PROBLEM TO WORK ON> Show every line that has the string "секретными" in it.

RECORDS TO PROCESS>
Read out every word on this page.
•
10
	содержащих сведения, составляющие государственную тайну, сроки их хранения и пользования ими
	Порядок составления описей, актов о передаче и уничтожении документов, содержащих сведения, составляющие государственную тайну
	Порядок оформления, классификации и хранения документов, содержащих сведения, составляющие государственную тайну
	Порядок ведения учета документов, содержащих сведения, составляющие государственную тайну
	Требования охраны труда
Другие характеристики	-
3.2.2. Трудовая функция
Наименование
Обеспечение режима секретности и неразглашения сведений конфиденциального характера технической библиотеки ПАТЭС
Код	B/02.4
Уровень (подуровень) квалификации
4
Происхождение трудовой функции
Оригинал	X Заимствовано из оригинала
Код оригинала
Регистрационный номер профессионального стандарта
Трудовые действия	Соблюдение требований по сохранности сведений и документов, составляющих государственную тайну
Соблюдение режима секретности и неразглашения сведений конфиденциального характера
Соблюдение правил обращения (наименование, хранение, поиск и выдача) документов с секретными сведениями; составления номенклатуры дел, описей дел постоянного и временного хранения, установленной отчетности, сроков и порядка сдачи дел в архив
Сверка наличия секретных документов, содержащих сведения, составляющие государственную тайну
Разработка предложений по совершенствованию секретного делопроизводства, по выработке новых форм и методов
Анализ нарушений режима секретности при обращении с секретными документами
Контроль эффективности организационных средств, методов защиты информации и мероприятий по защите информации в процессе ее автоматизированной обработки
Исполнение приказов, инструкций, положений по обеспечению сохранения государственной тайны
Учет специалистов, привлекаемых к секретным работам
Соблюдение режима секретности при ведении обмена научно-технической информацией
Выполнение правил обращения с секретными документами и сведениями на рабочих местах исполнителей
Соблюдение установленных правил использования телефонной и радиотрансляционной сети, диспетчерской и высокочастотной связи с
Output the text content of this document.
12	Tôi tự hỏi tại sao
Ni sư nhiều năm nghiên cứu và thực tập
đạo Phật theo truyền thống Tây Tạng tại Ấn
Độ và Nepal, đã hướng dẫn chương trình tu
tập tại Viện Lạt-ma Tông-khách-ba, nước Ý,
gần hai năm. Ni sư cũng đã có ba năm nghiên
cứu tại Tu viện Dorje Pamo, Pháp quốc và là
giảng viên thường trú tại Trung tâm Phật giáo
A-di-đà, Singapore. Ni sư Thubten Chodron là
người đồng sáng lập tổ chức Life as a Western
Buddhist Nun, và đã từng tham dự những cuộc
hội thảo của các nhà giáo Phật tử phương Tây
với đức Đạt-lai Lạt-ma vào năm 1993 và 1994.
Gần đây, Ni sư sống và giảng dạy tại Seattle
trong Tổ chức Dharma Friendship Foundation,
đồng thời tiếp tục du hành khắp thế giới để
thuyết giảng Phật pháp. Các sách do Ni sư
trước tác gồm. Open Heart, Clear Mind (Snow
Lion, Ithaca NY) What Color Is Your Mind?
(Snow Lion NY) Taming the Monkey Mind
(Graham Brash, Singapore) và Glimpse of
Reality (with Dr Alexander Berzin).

ANSWER TO THE EXERCISE>
Соблюдение правил обращения (наименование, хранение, поиск и выдача) документов с секретными сведениями; составления номенклатуры дел, описей дел постоянного и временного хранения, установленной отчетности, сроков и порядка сдачи дел в архив
Анализ нарушений режима секретности при обращении с секретными документами
Выполнение правил обращения с секретными документами и сведениями на рабочих местах исполнителей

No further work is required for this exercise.